Written problem — Copy each line holding the string "website".

Input —
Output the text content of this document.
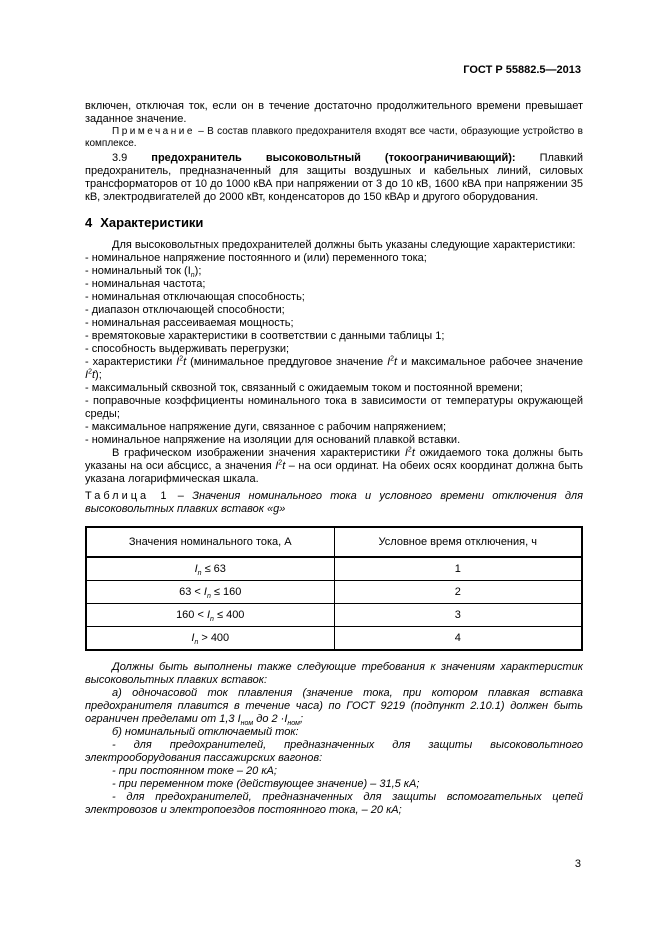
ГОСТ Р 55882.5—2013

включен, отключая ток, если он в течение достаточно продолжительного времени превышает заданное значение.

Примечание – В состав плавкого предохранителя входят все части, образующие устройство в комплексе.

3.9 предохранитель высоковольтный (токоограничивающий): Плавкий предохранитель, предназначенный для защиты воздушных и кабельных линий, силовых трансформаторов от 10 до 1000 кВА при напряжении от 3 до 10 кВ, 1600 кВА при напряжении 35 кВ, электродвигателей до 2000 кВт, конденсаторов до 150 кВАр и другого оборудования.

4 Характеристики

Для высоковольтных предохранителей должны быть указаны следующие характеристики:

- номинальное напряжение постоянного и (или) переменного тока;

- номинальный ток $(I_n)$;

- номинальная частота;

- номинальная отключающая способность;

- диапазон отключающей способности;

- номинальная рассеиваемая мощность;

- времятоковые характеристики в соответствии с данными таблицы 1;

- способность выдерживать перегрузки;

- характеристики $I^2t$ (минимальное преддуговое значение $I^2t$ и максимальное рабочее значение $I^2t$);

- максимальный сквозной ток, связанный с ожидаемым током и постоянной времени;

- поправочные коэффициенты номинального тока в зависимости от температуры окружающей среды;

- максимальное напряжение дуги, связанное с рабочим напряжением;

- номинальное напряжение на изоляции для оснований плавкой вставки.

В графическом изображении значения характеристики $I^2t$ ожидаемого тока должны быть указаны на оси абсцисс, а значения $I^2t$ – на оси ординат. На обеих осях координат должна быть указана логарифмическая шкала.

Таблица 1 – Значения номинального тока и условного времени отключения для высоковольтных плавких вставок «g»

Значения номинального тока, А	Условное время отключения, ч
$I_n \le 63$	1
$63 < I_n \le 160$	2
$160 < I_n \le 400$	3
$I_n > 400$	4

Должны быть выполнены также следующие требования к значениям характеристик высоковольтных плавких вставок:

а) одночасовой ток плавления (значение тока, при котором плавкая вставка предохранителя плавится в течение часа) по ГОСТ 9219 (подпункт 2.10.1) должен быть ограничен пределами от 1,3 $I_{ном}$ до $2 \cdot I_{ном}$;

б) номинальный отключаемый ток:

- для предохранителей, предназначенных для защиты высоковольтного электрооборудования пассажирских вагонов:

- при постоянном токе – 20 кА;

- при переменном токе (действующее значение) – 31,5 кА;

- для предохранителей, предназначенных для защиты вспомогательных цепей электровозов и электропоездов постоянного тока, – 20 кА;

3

...

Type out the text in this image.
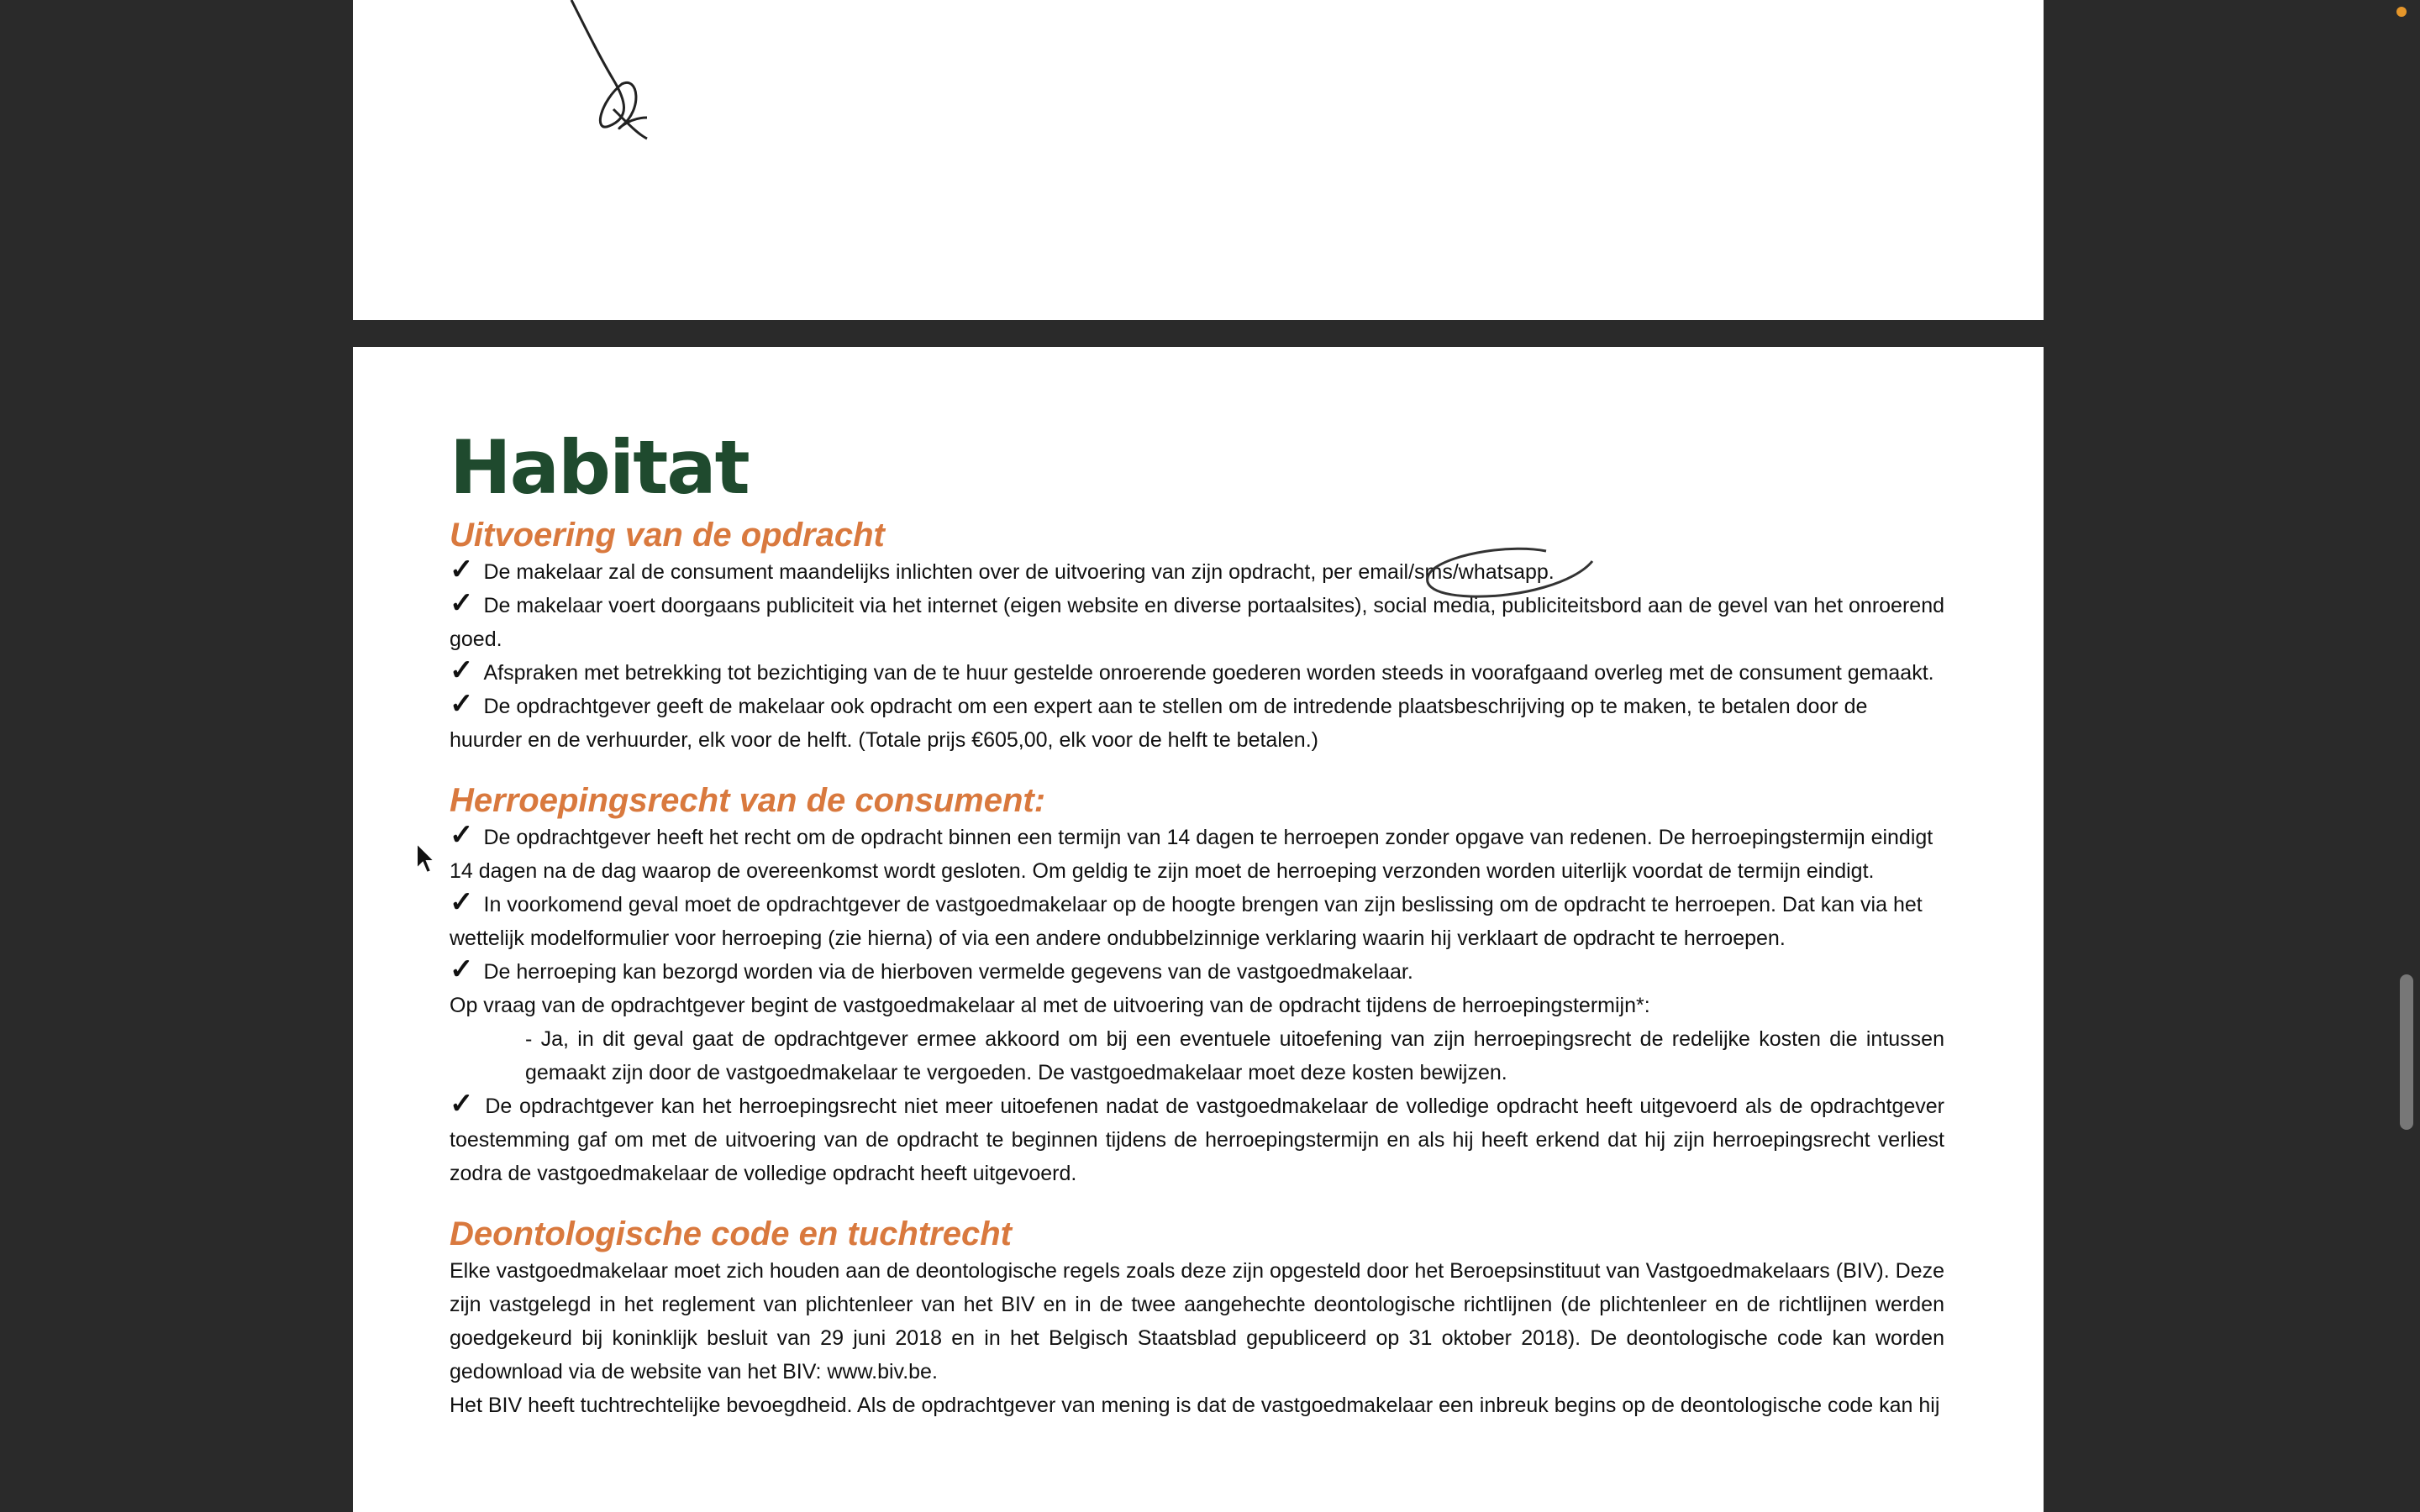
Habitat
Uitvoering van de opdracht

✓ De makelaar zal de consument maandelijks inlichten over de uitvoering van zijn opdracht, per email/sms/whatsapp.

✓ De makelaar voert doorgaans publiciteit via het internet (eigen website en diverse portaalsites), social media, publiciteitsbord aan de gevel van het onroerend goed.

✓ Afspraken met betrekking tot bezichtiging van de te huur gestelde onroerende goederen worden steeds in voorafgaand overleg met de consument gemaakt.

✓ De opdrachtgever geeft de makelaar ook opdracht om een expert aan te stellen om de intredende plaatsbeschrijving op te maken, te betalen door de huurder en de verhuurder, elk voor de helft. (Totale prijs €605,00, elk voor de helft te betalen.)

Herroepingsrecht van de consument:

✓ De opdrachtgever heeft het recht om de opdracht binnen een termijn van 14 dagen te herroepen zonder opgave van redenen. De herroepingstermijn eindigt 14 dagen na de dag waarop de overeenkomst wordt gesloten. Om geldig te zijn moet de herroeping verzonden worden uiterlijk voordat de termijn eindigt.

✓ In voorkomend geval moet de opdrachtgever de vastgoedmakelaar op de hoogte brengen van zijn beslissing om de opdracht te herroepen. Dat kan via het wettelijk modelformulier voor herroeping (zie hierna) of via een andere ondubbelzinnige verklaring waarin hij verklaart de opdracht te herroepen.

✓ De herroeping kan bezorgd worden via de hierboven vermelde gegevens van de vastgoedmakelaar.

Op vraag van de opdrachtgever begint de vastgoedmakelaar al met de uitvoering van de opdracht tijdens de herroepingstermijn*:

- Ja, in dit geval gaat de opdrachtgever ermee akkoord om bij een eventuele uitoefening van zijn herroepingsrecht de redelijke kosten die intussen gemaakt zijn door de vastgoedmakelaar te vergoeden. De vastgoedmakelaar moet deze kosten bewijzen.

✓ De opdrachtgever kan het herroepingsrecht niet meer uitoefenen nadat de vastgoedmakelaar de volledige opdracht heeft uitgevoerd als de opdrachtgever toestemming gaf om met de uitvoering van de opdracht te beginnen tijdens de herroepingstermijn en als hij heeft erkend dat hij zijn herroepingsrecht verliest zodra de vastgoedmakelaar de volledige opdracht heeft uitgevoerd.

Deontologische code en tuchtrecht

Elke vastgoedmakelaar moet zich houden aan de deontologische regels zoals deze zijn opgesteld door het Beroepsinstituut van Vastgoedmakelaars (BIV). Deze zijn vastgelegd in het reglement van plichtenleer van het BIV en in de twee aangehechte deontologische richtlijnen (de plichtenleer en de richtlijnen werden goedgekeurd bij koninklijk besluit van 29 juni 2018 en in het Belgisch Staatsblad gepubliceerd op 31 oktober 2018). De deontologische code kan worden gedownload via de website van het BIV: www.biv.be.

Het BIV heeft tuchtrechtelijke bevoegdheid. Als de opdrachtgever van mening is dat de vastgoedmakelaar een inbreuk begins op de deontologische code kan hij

...

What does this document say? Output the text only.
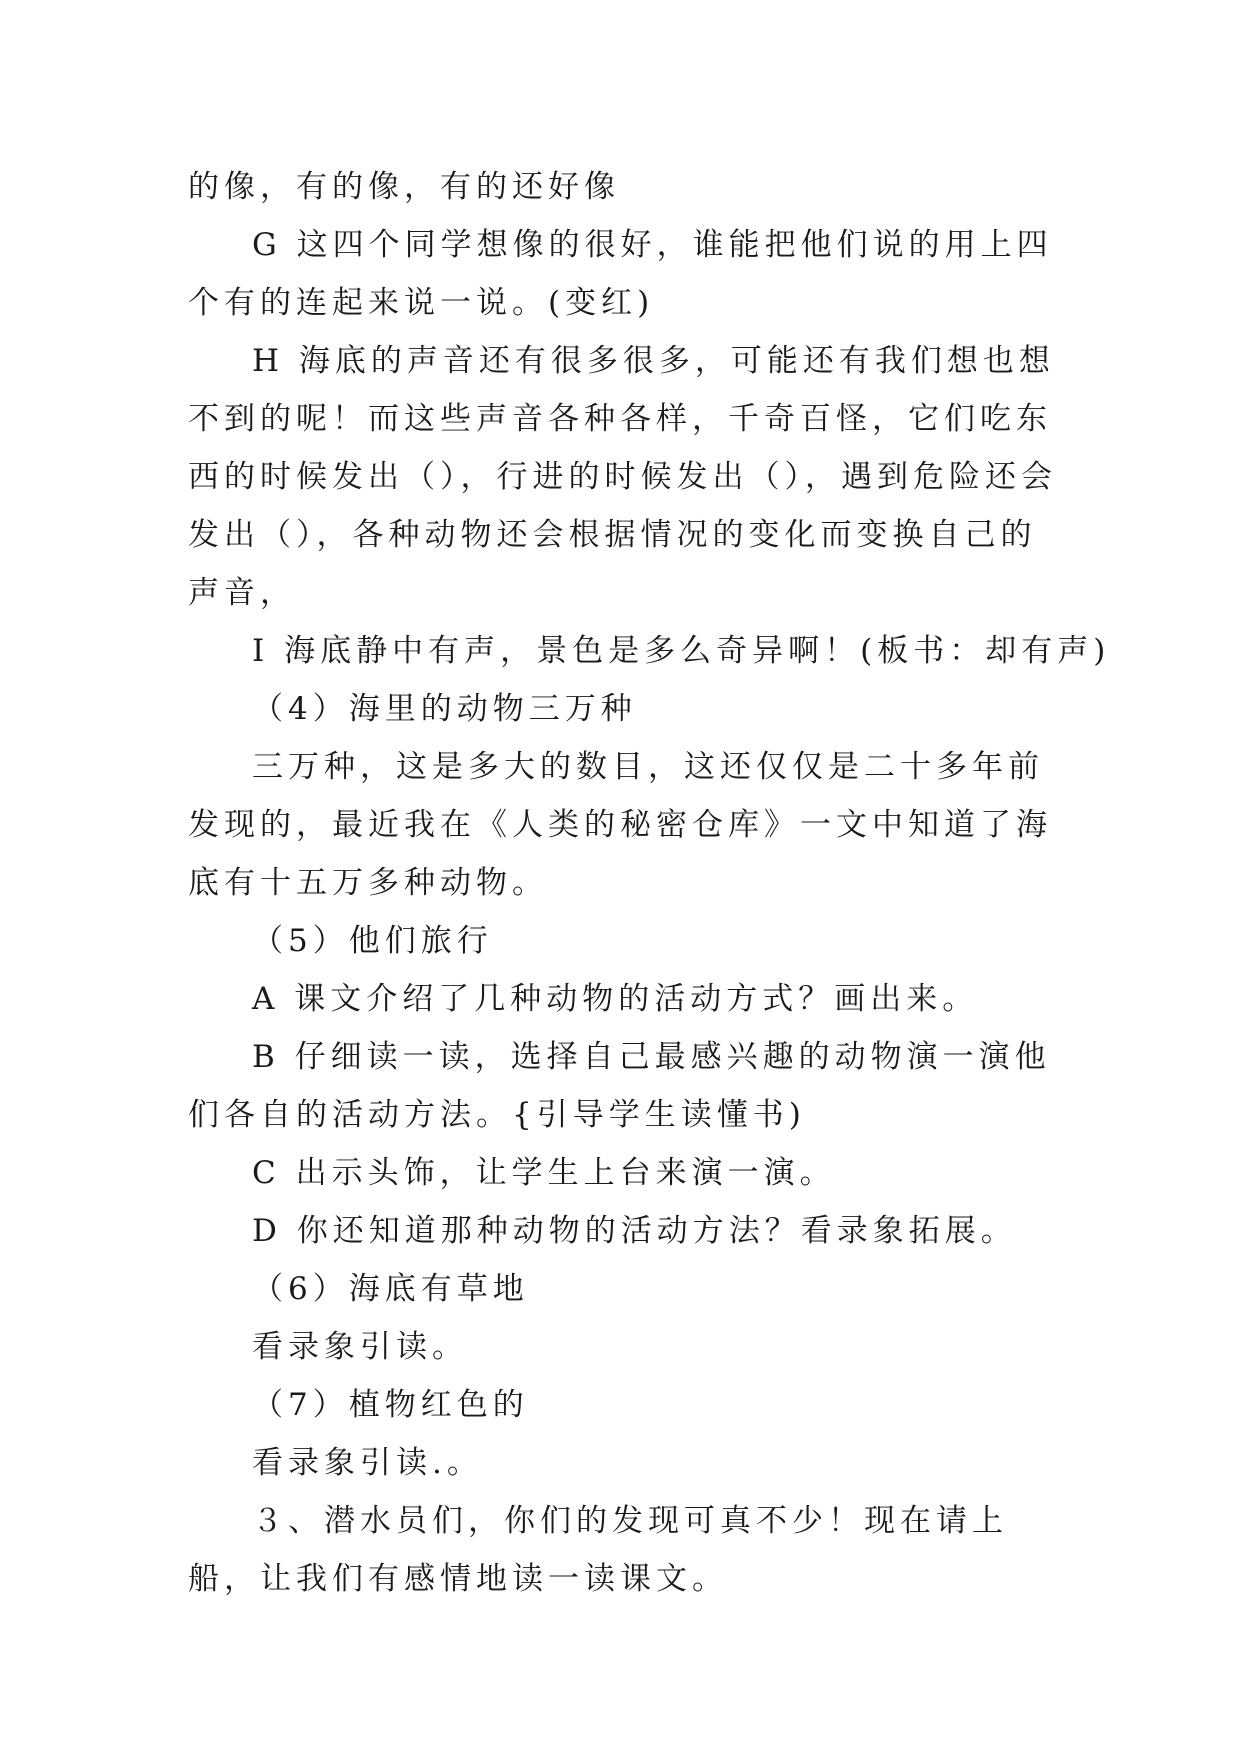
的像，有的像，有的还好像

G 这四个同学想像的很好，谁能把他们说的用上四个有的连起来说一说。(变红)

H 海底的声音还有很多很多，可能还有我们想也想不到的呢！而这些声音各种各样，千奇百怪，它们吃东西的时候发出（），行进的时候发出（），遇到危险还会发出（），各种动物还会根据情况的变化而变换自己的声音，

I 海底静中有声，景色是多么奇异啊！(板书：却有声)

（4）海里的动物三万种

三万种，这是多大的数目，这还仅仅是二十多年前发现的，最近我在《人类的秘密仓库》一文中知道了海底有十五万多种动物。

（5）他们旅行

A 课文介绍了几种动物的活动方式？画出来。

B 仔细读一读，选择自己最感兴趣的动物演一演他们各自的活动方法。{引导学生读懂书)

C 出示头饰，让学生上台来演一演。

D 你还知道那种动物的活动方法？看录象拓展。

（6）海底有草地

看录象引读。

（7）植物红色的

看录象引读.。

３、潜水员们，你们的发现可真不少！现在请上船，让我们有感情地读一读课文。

Solution below —
✓ De makelaar voert doorgaans publiciteit via het internet (eigen website en diverse portaalsites), social media, publiciteitsbord aan de gevel van het onroerend goed.
Elke vastgoedmakelaar moet zich houden aan de deontologische regels zoals deze zijn opgesteld door het Beroepsinstituut van Vastgoedmakelaars (BIV). Deze zijn vastgelegd in het reglement van plichtenleer van het BIV en in de twee aangehechte deontologische richtlijnen (de plichtenleer en de richtlijnen werden goedgekeurd bij koninklijk besluit van 29 juni 2018 en in het Belgisch Staatsblad gepubliceerd op 31 oktober 2018). De deontologische code kan worden gedownload via de website van het BIV: www.biv.be.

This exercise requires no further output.